- **Data to process**:
----------
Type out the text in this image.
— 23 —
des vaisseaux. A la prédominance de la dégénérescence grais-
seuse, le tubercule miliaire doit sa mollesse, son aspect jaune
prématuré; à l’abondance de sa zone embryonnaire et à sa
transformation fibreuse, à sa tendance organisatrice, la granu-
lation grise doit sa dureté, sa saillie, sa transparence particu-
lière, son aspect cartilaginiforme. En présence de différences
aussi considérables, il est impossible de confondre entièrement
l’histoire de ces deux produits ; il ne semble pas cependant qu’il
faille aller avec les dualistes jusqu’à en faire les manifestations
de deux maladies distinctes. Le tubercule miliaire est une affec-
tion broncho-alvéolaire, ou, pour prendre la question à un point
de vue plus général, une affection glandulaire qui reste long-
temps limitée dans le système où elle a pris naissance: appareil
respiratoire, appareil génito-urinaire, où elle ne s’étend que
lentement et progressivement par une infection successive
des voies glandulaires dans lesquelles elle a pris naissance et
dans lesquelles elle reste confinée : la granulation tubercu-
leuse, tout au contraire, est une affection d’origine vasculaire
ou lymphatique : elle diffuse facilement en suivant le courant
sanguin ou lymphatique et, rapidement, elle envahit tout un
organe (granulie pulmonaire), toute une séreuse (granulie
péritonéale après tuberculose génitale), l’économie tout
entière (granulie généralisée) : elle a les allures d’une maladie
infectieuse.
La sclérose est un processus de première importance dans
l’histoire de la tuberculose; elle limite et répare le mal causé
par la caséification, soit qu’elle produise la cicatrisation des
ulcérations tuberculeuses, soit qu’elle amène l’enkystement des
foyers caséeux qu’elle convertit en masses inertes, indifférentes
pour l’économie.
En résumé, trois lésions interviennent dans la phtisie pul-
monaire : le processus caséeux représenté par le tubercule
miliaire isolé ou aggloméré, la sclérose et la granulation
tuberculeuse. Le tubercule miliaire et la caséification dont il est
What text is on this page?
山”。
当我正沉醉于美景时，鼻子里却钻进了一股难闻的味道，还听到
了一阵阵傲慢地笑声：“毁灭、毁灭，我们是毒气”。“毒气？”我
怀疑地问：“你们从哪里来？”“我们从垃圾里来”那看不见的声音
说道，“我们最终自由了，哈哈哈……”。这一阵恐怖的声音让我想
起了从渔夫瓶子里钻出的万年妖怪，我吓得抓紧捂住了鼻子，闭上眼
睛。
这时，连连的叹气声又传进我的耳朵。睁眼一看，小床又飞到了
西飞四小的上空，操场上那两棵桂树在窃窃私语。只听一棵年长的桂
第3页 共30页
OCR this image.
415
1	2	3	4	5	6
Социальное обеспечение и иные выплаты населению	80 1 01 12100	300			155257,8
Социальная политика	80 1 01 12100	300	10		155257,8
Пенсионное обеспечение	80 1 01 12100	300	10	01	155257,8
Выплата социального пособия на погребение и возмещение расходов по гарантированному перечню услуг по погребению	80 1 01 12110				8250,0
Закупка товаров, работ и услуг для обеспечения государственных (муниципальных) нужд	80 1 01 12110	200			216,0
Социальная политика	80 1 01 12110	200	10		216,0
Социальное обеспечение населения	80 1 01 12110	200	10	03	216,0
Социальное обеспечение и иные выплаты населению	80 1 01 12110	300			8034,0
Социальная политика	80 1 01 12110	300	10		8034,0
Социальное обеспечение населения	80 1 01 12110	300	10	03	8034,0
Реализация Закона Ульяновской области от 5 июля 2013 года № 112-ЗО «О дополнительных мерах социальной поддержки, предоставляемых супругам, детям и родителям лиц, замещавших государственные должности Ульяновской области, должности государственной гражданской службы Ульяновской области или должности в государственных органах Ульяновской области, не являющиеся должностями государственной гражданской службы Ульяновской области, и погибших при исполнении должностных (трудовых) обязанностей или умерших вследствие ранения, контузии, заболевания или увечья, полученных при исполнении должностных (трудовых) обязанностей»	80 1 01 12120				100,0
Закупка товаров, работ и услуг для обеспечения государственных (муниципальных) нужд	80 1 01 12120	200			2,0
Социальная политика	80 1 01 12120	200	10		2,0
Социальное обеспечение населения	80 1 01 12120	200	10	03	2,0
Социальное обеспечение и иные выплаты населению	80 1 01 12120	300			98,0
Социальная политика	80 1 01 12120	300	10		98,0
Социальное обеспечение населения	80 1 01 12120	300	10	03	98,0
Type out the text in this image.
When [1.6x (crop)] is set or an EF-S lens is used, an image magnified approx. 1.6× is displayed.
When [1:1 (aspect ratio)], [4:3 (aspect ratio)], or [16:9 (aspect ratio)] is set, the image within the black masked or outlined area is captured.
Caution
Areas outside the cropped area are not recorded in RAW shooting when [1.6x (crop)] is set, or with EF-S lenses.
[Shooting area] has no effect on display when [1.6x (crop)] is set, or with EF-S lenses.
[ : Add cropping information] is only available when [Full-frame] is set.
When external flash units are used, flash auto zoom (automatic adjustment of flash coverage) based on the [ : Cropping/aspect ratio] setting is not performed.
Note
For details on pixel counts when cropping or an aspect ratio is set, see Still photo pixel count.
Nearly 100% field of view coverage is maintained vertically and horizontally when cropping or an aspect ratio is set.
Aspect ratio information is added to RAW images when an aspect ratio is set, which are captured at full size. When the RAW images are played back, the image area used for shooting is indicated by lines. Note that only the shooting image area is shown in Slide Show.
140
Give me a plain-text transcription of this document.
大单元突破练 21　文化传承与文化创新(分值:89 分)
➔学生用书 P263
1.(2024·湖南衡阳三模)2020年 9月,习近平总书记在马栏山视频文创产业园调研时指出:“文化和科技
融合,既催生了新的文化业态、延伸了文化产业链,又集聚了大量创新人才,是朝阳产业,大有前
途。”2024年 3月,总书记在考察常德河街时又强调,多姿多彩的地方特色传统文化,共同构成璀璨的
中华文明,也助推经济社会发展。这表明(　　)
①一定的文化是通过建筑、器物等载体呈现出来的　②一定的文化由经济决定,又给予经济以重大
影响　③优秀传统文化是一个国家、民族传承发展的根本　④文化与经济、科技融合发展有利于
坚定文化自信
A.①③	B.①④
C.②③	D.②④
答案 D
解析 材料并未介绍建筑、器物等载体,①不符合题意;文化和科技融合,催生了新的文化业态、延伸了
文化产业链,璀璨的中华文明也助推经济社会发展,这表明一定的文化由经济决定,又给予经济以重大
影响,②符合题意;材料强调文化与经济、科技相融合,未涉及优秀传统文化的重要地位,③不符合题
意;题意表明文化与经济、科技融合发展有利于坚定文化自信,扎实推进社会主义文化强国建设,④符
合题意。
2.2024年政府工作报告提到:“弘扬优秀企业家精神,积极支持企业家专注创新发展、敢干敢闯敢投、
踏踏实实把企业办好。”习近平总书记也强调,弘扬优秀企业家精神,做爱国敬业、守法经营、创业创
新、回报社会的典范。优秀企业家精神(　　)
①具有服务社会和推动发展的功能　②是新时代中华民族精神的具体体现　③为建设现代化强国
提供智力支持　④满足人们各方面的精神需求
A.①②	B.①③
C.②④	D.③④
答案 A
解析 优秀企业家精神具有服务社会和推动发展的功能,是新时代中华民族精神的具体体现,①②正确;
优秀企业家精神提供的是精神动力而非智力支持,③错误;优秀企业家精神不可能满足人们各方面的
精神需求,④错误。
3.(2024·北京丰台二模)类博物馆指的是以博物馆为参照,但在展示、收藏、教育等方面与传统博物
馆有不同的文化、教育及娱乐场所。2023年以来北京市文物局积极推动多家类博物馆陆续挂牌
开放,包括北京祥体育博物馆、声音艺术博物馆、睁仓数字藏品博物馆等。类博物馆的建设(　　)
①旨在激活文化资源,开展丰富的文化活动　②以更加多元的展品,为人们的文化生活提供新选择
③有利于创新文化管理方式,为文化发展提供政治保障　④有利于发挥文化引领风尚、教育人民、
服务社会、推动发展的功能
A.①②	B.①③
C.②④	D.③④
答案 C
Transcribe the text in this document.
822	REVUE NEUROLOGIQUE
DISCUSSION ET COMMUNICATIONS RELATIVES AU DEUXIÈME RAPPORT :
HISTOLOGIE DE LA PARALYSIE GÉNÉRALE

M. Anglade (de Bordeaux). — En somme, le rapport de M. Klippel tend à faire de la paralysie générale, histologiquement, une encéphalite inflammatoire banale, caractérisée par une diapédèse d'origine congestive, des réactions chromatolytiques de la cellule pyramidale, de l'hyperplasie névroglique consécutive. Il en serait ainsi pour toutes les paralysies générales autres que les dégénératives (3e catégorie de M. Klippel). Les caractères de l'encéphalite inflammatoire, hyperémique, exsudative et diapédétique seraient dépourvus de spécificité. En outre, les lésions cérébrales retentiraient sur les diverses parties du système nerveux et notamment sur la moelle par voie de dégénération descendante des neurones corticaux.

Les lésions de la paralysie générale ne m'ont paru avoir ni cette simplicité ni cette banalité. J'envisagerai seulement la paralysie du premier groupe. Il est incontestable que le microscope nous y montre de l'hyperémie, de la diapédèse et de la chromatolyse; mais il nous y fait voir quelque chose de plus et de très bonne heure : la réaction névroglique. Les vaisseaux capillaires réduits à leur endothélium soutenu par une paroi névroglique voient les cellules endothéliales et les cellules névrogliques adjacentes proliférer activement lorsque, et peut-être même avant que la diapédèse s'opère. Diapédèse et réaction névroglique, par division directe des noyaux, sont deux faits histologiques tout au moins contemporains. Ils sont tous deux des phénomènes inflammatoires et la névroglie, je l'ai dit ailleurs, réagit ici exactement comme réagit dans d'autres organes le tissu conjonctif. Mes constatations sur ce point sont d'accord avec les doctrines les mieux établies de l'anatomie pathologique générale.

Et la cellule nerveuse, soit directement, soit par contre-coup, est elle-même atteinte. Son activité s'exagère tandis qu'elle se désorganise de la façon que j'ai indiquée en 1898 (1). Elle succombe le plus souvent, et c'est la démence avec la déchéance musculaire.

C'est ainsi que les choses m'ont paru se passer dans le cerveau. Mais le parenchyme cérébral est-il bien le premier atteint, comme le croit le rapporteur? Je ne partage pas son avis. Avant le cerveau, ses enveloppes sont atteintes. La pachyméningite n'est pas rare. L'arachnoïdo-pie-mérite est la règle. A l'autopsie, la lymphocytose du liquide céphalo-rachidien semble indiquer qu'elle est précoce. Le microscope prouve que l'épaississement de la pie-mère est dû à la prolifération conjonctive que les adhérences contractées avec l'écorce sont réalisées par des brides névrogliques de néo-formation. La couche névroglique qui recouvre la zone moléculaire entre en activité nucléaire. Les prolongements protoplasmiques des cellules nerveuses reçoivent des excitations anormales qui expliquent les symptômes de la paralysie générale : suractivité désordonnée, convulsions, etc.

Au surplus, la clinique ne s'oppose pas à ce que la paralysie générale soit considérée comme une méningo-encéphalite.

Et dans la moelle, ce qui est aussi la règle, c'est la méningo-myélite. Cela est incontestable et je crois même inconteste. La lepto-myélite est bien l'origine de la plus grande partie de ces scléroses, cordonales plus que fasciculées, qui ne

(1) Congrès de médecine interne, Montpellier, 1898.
----------
- **Your goal**: Where does the word "miliaire" appear? Return each line that holds it.

- **Task result**:
seuse, le tubercule miliaire doit sa mollesse, son aspect jaune
de deux maladies distinctes. Le tubercule miliaire est une affec-
miliaire isolé ou aggloméré, la sclérose et la granulation
tuberculeuse. Le tubercule miliaire et la caséification dont il est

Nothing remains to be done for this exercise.